[Problem requirements] In your copy, reproduce the entries exactly as they are, minus the images.

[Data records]
------------------------------

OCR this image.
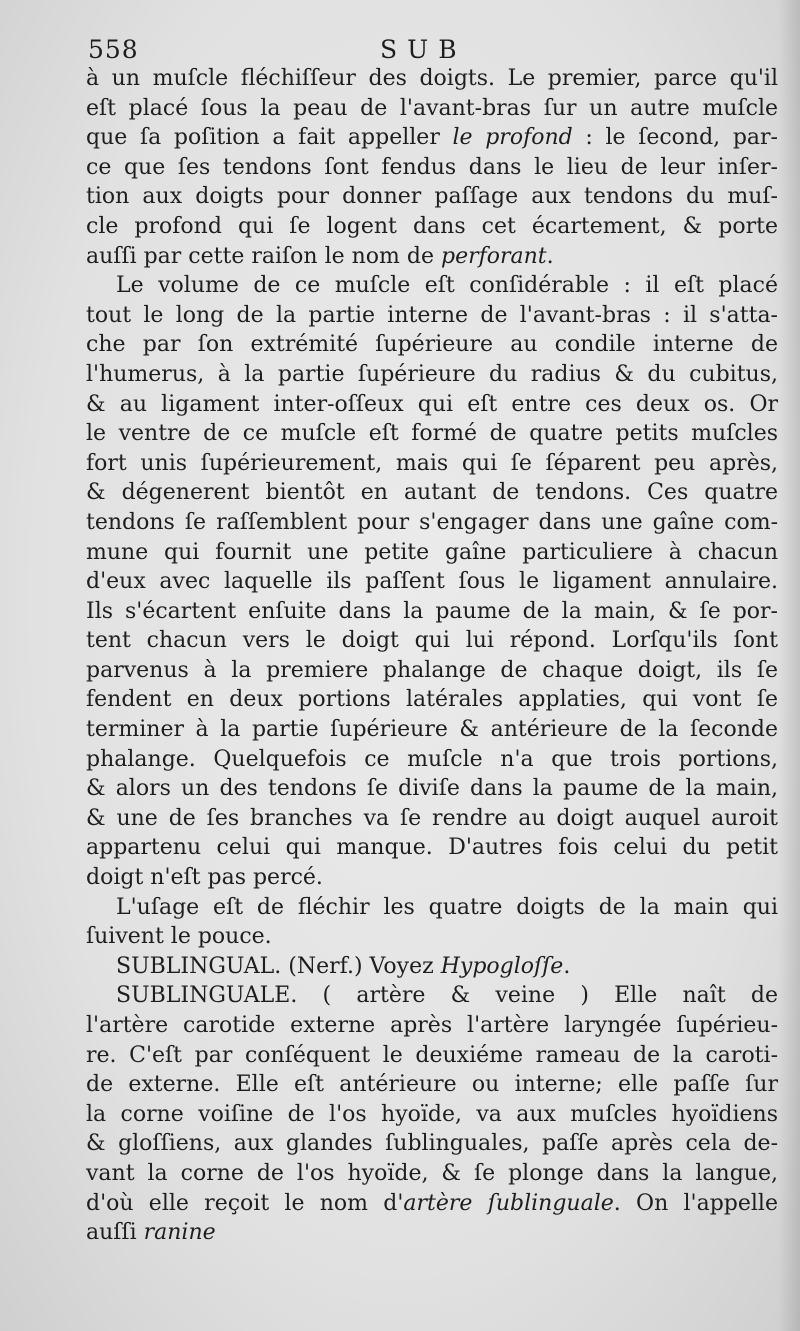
558	SUB
à un muſcle fléchiſſeur des doigts. Le premier, parce qu'il
eſt placé ſous la peau de l'avant-bras ſur un autre muſcle
que ſa poſition a fait appeller le profond : le ſecond, par-
ce que ſes tendons ſont fendus dans le lieu de leur inſer-
tion aux doigts pour donner paſſage aux tendons du muſ-
cle profond qui ſe logent dans cet écartement, & porte
auſſi par cette raiſon le nom de perforant.
Le volume de ce muſcle eſt conſidérable : il eſt placé
tout le long de la partie interne de l'avant-bras : il s'atta-
che par ſon extrémité ſupérieure au condile interne de
l'humerus, à la partie ſupérieure du radius & du cubitus,
& au ligament inter-oſſeux qui eſt entre ces deux os. Or
le ventre de ce muſcle eſt formé de quatre petits muſcles
fort unis ſupérieurement, mais qui ſe ſéparent peu après,
& dégenerent bientôt en autant de tendons. Ces quatre
tendons ſe raſſemblent pour s'engager dans une gaîne com-
mune qui fournit une petite gaîne particuliere à chacun
d'eux avec laquelle ils paſſent ſous le ligament annulaire.
Ils s'écartent enſuite dans la paume de la main, & ſe por-
tent chacun vers le doigt qui lui répond. Lorſqu'ils ſont
parvenus à la premiere phalange de chaque doigt, ils ſe
fendent en deux portions latérales applaties, qui vont ſe
terminer à la partie ſupérieure & antérieure de la ſeconde
phalange. Quelquefois ce muſcle n'a que trois portions,
& alors un des tendons ſe diviſe dans la paume de la main,
& une de ſes branches va ſe rendre au doigt auquel auroit
appartenu celui qui manque. D'autres fois celui du petit
doigt n'eſt pas percé.
L'uſage eſt de fléchir les quatre doigts de la main qui
ſuivent le pouce.
SUBLINGUAL. (Nerf.) Voyez Hypogloſſe.
SUBLINGUALE. ( artère & veine ) Elle naît de
l'artère carotide externe après l'artère laryngée ſupérieu-
re. C'eſt par conſéquent le deuxiéme rameau de la caroti-
de externe. Elle eſt antérieure ou interne; elle paſſe ſur
la corne voiſine de l'os hyoïde, va aux muſcles hyoïdiens
& gloſſiens, aux glandes ſublinguales, paſſe après cela de-
vant la corne de l'os hyoïde, & ſe plonge dans la langue,
d'où elle reçoit le nom d'artère ſublinguale. On l'appelle
auſſi ranine
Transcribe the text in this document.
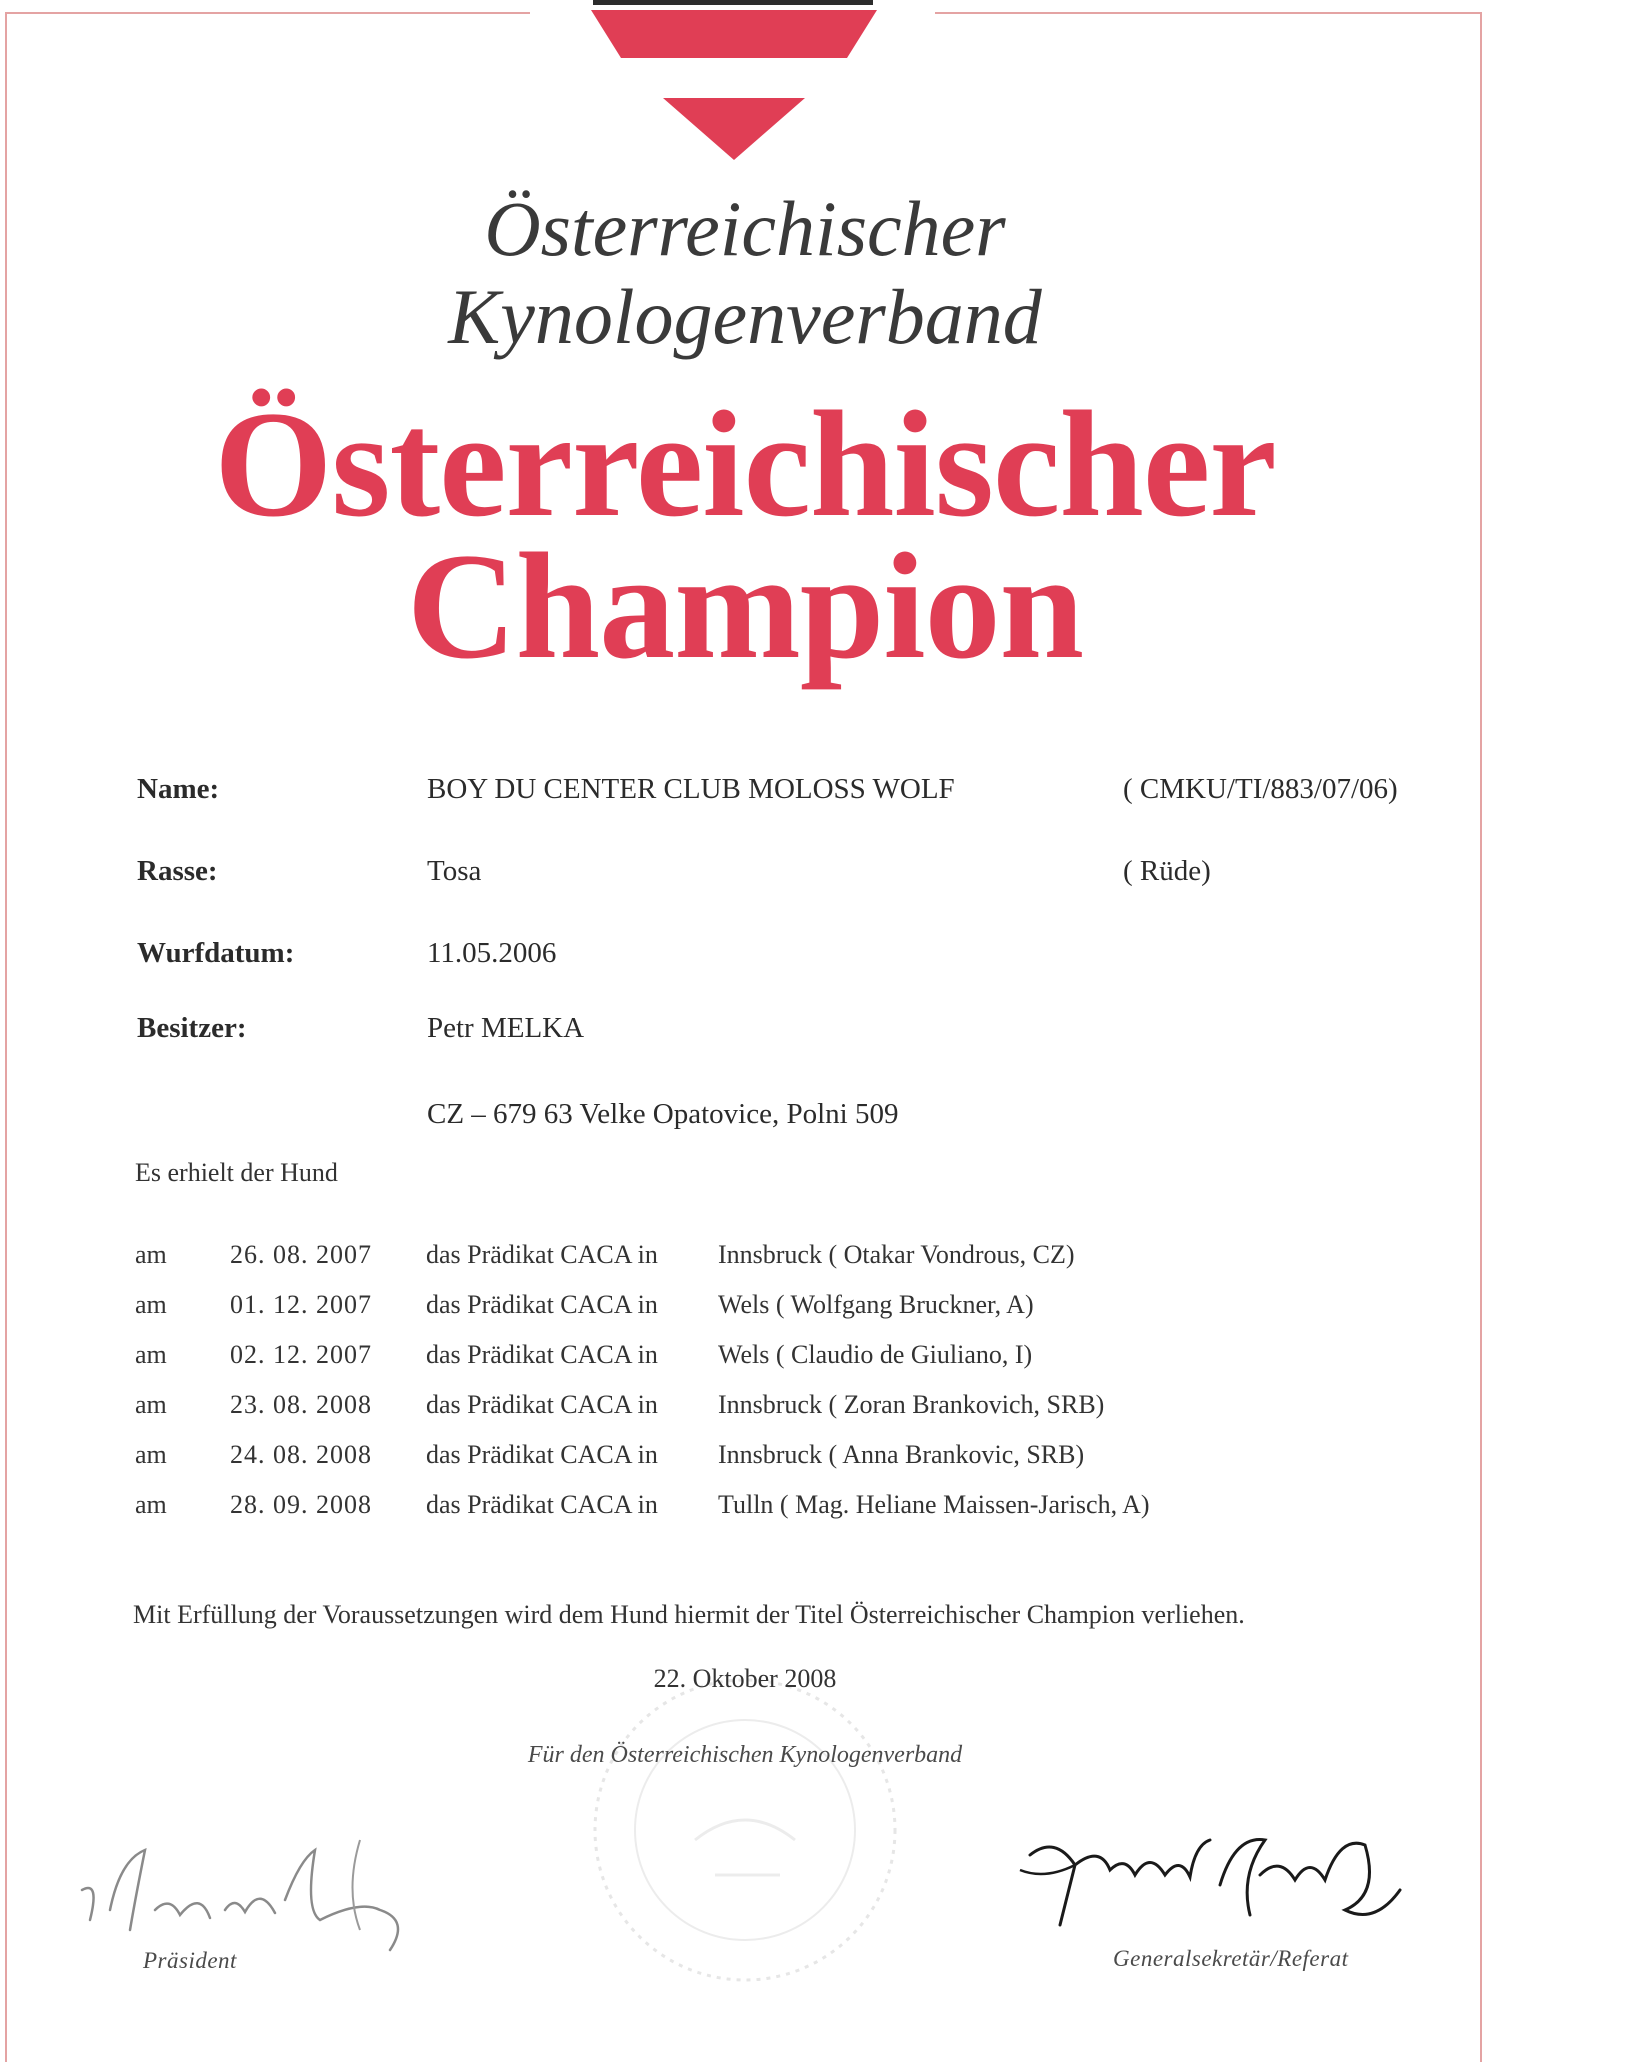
Österreichischer
Kynologenverband
Österreichischer
Champion
Name:	BOY DU CENTER CLUB MOLOSS WOLF	( CMKU/TI/883/07/06)
Rasse:	Tosa	( Rüde)
Wurfdatum:	11.05.2006
Besitzer:	Petr MELKA
CZ – 679 63 Velke Opatovice, Polni 509
Es erhielt der Hund
am 26. 08. 2007 das Prädikat CACA in Innsbruck ( Otakar Vondrous, CZ)
am 01. 12. 2007 das Prädikat CACA in Wels ( Wolfgang Bruckner, A)
am 02. 12. 2007 das Prädikat CACA in Wels ( Claudio de Giuliano, I)
am 23. 08. 2008 das Prädikat CACA in Innsbruck ( Zoran Brankovich, SRB)
am 24. 08. 2008 das Prädikat CACA in Innsbruck ( Anna Brankovic, SRB)
am 28. 09. 2008 das Prädikat CACA in Tulln ( Mag. Heliane Maissen-Jarisch, A)
Mit Erfüllung der Voraussetzungen wird dem Hund hiermit der Titel Österreichischer Champion verliehen.
22. Oktober 2008
Für den Österreichischen Kynologenverband
Präsident	Generalsekretär/Referat
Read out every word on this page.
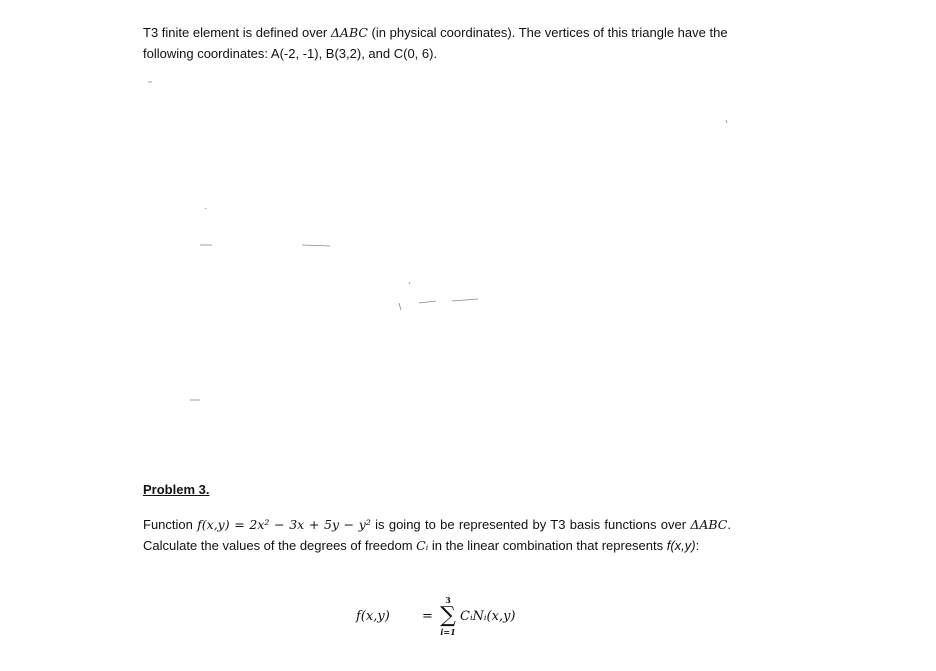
T3 finite element is defined over ΔABC (in physical coordinates). The vertices of this triangle have the following coordinates: A(-2, -1), B(3,2), and C(0, 6).
Problem 3.
Function f(x,y) = 2x² − 3x + 5y − y² is going to be represented by T3 basis functions over ΔABC. Calculate the values of the degrees of freedom Cᵢ in the linear combination that represents f(x,y):
f(x,y) =
3
∑
i=1
CᵢNᵢ(x,y)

------------------------------

[Response to the task]
OCR this image.
558	SUB
à un muſcle fléchiſſeur des doigts. Le premier, parce qu'il
eſt placé ſous la peau de l'avant-bras ſur un autre muſcle
que ſa poſition a fait appeller le profond : le ſecond, par-
ce que ſes tendons ſont fendus dans le lieu de leur inſer-
tion aux doigts pour donner paſſage aux tendons du muſ-
cle profond qui ſe logent dans cet écartement, & porte
auſſi par cette raiſon le nom de perforant.
Le volume de ce muſcle eſt conſidérable : il eſt placé
tout le long de la partie interne de l'avant-bras : il s'atta-
che par ſon extrémité ſupérieure au condile interne de
l'humerus, à la partie ſupérieure du radius & du cubitus,
& au ligament inter-oſſeux qui eſt entre ces deux os. Or
le ventre de ce muſcle eſt formé de quatre petits muſcles
fort unis ſupérieurement, mais qui ſe ſéparent peu après,
& dégenerent bientôt en autant de tendons. Ces quatre
tendons ſe raſſemblent pour s'engager dans une gaîne com-
mune qui fournit une petite gaîne particuliere à chacun
d'eux avec laquelle ils paſſent ſous le ligament annulaire.
Ils s'écartent enſuite dans la paume de la main, & ſe por-
tent chacun vers le doigt qui lui répond. Lorſqu'ils ſont
parvenus à la premiere phalange de chaque doigt, ils ſe
fendent en deux portions latérales applaties, qui vont ſe
terminer à la partie ſupérieure & antérieure de la ſeconde
phalange. Quelquefois ce muſcle n'a que trois portions,
& alors un des tendons ſe diviſe dans la paume de la main,
& une de ſes branches va ſe rendre au doigt auquel auroit
appartenu celui qui manque. D'autres fois celui du petit
doigt n'eſt pas percé.
L'uſage eſt de fléchir les quatre doigts de la main qui
ſuivent le pouce.
SUBLINGUAL. (Nerf.) Voyez Hypogloſſe.
SUBLINGUALE. ( artère & veine ) Elle naît de
l'artère carotide externe après l'artère laryngée ſupérieu-
re. C'eſt par conſéquent le deuxiéme rameau de la caroti-
de externe. Elle eſt antérieure ou interne; elle paſſe ſur
la corne voiſine de l'os hyoïde, va aux muſcles hyoïdiens
& gloſſiens, aux glandes ſublinguales, paſſe après cela de-
vant la corne de l'os hyoïde, & ſe plonge dans la langue,
d'où elle reçoit le nom d'artère ſublinguale. On l'appelle
auſſi ranine
Transcribe the text in this document.
Österreichischer
Kynologenverband
Österreichischer
Champion
Name:	BOY DU CENTER CLUB MOLOSS WOLF	( CMKU/TI/883/07/06)
Rasse:	Tosa	( Rüde)
Wurfdatum:	11.05.2006
Besitzer:	Petr MELKA
CZ – 679 63 Velke Opatovice, Polni 509
Es erhielt der Hund
am 26. 08. 2007 das Prädikat CACA in Innsbruck ( Otakar Vondrous, CZ)
am 01. 12. 2007 das Prädikat CACA in Wels ( Wolfgang Bruckner, A)
am 02. 12. 2007 das Prädikat CACA in Wels ( Claudio de Giuliano, I)
am 23. 08. 2008 das Prädikat CACA in Innsbruck ( Zoran Brankovich, SRB)
am 24. 08. 2008 das Prädikat CACA in Innsbruck ( Anna Brankovic, SRB)
am 28. 09. 2008 das Prädikat CACA in Tulln ( Mag. Heliane Maissen-Jarisch, A)
Mit Erfüllung der Voraussetzungen wird dem Hund hiermit der Titel Österreichischer Champion verliehen.
22. Oktober 2008
Für den Österreichischen Kynologenverband
Präsident	Generalsekretär/Referat
Read out every word on this page.
T3 finite element is defined over ΔABC (in physical coordinates). The vertices of this triangle have the following coordinates: A(-2, -1), B(3,2), and C(0, 6).
Problem 3.
Function f(x,y) = 2x² − 3x + 5y − y² is going to be represented by T3 basis functions over ΔABC. Calculate the values of the degrees of freedom Cᵢ in the linear combination that represents f(x,y):
f(x,y) =
3
∑
i=1
CᵢNᵢ(x,y)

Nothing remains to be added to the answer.